- **TASK STATEMENT**: Give a verbatim copy of the lines below, minus the pictures.

- **EXTRACTED MATERIAL**:
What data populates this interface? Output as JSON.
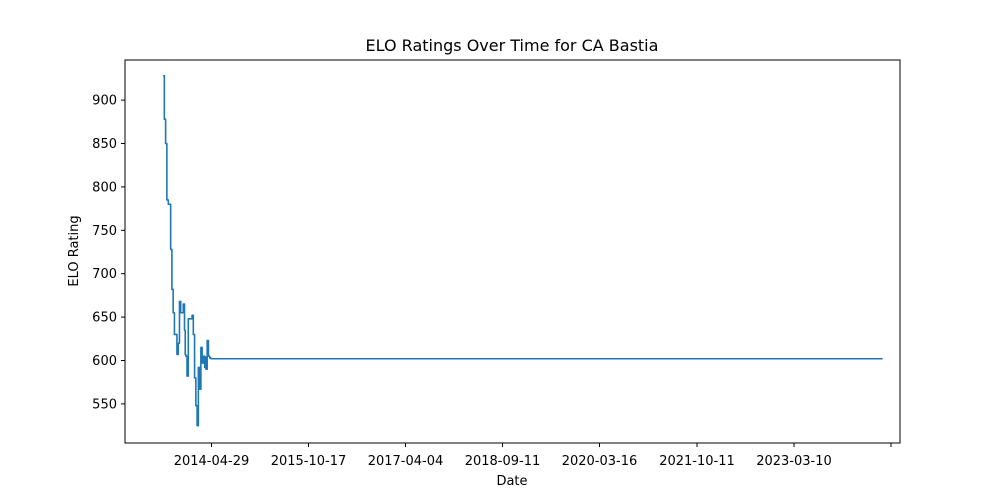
{
  "chart_data": {
    "type": "line",
    "title": "ELO Ratings Over Time for CA Bastia",
    "xlabel": "Date",
    "ylabel": "ELO Rating",
    "x_tick_labels": [
      "2014-04-29",
      "2015-10-17",
      "2017-04-04",
      "2018-09-11",
      "2020-03-16",
      "2021-10-11",
      "2023-03-10",
      ""
    ],
    "y_ticks": [
      550,
      600,
      650,
      700,
      750,
      800,
      850,
      900
    ],
    "series": [
      {
        "color": "#1f77b4",
        "x": [
          "2013-08-03",
          "2013-08-10",
          "2013-08-17",
          "2013-08-24",
          "2013-09-01",
          "2013-09-14",
          "2013-09-21",
          "2013-09-28",
          "2013-10-05",
          "2013-10-19",
          "2013-10-26",
          "2013-11-02",
          "2013-11-09",
          "2013-11-23",
          "2013-11-30",
          "2013-12-04",
          "2013-12-07",
          "2013-12-14",
          "2013-12-21",
          "2014-01-11",
          "2014-01-18",
          "2014-01-25",
          "2014-02-01",
          "2014-02-08",
          "2014-02-15",
          "2014-02-22",
          "2014-03-01",
          "2014-03-08",
          "2014-03-15",
          "2014-03-22",
          "2014-03-26",
          "2014-03-29",
          "2014-04-05",
          "2014-04-12",
          "2014-04-19",
          "2014-04-26",
          "2014-05-03",
          "2014-05-10",
          "2014-05-17",
          "2024-07-15"
        ],
        "y": [
          928,
          878,
          850,
          785,
          780,
          728,
          682,
          655,
          630,
          607,
          620,
          668,
          655,
          665,
          635,
          607,
          605,
          582,
          648,
          652,
          630,
          580,
          548,
          525,
          592,
          567,
          615,
          597,
          605,
          592,
          604,
          590,
          623,
          605,
          603,
          602,
          602,
          602,
          602,
          602
        ]
      }
    ]
  }
}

- **RESULT BELOW**:
What data populates this interface? Output as JSON.
{
  "chart_data": {
    "type": "line",
    "title": "ELO Ratings Over Time for CA Bastia",
    "xlabel": "Date",
    "ylabel": "ELO Rating",
    "x_tick_labels": [
      "2014-04-29",
      "2015-10-17",
      "2017-04-04",
      "2018-09-11",
      "2020-03-16",
      "2021-10-11",
      "2023-03-10",
      ""
    ],
    "y_ticks": [
      550,
      600,
      650,
      700,
      750,
      800,
      850,
      900
    ],
    "series": [
      {
        "color": "#1f77b4",
        "x": [
          "2013-08-03",
          "2013-08-10",
          "2013-08-17",
          "2013-08-24",
          "2013-09-01",
          "2013-09-14",
          "2013-09-21",
          "2013-09-28",
          "2013-10-05",
          "2013-10-19",
          "2013-10-26",
          "2013-11-02",
          "2013-11-09",
          "2013-11-23",
          "2013-11-30",
          "2013-12-04",
          "2013-12-07",
          "2013-12-14",
          "2013-12-21",
          "2014-01-11",
          "2014-01-18",
          "2014-01-25",
          "2014-02-01",
          "2014-02-08",
          "2014-02-15",
          "2014-02-22",
          "2014-03-01",
          "2014-03-08",
          "2014-03-15",
          "2014-03-22",
          "2014-03-26",
          "2014-03-29",
          "2014-04-05",
          "2014-04-12",
          "2014-04-19",
          "2014-04-26",
          "2014-05-03",
          "2014-05-10",
          "2014-05-17",
          "2024-07-15"
        ],
        "y": [
          928,
          878,
          850,
          785,
          780,
          728,
          682,
          655,
          630,
          607,
          620,
          668,
          655,
          665,
          635,
          607,
          605,
          582,
          648,
          652,
          630,
          580,
          548,
          525,
          592,
          567,
          615,
          597,
          605,
          592,
          604,
          590,
          623,
          605,
          603,
          602,
          602,
          602,
          602,
          602
        ]
      }
    ]
  }
}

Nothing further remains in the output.